TASK GOAL.
Below are some entries. Copy each line that holds the string "Móvel".

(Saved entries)
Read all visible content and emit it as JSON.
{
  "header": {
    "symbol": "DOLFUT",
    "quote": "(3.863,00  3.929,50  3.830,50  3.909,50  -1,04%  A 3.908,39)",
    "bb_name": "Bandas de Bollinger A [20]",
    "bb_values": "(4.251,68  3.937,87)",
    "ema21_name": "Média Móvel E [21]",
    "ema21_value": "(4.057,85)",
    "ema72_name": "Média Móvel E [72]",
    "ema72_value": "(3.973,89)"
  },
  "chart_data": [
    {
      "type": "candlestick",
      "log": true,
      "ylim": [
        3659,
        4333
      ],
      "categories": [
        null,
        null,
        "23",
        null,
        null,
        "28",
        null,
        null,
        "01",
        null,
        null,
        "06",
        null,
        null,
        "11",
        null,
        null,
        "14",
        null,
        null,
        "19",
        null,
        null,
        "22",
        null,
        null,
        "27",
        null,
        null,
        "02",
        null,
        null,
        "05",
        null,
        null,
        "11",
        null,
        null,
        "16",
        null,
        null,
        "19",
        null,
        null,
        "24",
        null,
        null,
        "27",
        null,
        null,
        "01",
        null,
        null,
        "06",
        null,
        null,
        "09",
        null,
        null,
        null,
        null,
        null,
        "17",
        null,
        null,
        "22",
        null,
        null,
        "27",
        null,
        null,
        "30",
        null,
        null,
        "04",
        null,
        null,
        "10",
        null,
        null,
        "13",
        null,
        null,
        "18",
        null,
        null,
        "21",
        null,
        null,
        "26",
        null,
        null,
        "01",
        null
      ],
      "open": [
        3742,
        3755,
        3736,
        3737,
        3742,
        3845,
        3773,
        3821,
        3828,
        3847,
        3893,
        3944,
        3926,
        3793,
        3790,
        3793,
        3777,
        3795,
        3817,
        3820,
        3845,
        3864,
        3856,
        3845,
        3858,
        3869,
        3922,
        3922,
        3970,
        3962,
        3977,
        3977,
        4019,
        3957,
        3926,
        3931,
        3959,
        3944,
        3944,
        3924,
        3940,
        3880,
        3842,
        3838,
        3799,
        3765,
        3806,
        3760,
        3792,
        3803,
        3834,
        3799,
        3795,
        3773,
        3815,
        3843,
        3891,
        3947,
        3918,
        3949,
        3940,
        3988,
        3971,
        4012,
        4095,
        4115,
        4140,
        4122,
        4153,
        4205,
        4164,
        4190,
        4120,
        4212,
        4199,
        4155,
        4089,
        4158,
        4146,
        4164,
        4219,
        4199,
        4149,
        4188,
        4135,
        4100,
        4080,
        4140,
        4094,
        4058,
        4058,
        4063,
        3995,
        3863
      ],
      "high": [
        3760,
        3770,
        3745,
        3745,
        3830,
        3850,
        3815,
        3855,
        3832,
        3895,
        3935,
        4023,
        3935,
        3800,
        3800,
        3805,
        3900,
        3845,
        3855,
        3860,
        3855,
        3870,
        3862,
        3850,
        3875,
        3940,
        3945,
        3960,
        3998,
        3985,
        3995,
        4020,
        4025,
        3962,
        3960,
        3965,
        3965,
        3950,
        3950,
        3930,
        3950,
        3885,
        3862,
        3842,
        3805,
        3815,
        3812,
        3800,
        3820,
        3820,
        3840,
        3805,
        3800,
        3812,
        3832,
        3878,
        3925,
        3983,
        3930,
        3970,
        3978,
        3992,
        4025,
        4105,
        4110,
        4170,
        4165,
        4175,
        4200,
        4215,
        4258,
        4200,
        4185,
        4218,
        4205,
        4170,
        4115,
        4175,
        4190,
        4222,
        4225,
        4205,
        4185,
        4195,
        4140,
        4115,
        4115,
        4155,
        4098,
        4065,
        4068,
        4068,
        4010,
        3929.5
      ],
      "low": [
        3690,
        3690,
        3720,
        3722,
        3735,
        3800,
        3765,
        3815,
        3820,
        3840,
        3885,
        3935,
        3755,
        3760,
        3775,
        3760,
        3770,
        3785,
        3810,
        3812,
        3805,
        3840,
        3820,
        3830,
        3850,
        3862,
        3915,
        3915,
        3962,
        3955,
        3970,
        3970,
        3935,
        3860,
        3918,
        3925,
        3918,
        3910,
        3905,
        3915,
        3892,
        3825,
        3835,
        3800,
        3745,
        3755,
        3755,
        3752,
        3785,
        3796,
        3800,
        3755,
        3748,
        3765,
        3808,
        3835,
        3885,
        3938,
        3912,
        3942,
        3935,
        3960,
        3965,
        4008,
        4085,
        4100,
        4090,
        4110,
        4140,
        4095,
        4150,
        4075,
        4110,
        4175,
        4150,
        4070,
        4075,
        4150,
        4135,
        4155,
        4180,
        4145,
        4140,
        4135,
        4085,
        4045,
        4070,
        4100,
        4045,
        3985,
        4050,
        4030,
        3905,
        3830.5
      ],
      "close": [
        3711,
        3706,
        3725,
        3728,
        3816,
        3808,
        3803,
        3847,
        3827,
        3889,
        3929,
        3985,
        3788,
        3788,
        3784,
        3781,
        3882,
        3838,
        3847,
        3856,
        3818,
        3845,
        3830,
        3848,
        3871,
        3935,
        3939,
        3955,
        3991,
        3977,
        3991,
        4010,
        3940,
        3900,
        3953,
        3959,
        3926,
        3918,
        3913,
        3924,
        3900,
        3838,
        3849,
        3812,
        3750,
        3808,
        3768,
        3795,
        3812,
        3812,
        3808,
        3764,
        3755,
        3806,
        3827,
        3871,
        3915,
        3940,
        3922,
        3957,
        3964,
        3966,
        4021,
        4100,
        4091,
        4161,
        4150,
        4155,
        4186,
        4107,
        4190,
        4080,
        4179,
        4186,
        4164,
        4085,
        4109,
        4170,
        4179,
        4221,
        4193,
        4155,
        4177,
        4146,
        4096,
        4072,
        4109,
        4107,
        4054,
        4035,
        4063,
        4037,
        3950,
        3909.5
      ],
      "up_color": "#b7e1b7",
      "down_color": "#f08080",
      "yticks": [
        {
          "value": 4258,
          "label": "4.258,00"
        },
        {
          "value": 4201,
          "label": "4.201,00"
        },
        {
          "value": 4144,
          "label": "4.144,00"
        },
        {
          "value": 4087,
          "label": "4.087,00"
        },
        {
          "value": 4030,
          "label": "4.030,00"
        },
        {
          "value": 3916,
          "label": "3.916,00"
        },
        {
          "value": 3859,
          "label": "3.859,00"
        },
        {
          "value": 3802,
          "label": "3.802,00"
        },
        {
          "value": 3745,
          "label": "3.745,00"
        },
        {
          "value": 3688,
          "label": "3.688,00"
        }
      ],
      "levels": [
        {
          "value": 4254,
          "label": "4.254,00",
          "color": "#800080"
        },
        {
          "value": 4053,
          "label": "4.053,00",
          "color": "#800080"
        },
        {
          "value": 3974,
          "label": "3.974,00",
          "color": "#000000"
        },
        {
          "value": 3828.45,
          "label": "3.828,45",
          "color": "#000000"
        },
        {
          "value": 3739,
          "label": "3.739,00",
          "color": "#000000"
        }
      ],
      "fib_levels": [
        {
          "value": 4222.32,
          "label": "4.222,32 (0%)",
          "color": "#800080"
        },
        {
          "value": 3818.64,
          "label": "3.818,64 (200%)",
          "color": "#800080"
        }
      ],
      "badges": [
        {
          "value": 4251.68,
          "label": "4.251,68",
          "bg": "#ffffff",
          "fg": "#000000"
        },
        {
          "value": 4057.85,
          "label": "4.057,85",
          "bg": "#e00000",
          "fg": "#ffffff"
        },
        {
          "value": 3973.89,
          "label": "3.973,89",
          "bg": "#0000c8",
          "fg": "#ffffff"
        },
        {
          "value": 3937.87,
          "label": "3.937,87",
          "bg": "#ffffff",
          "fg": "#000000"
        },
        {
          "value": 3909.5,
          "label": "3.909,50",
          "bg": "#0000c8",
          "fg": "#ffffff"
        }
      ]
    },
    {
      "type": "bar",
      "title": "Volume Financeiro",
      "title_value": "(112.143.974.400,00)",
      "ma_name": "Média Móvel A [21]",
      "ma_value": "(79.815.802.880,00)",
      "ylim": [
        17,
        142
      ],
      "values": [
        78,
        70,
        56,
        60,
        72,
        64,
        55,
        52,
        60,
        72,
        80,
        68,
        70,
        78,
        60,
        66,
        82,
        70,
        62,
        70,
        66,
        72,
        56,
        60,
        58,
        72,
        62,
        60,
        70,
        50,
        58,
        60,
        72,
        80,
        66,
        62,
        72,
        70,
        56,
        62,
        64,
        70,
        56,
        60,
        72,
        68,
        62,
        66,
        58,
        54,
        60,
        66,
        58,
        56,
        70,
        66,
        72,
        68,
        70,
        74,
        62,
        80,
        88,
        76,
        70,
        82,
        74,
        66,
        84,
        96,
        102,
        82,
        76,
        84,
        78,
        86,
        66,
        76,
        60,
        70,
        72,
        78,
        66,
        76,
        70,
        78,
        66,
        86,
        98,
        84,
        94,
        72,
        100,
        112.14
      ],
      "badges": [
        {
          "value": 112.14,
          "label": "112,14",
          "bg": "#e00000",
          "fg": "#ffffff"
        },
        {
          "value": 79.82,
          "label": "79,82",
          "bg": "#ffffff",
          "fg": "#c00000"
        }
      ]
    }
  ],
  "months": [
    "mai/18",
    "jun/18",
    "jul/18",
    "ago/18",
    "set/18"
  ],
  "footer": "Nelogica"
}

SOLUTION TO THIS EXERCISE.
    "ema21_name": "Média Móvel E [21]",
    "ema72_name": "Média Móvel E [72]",
      "ma_name": "Média Móvel A [21]",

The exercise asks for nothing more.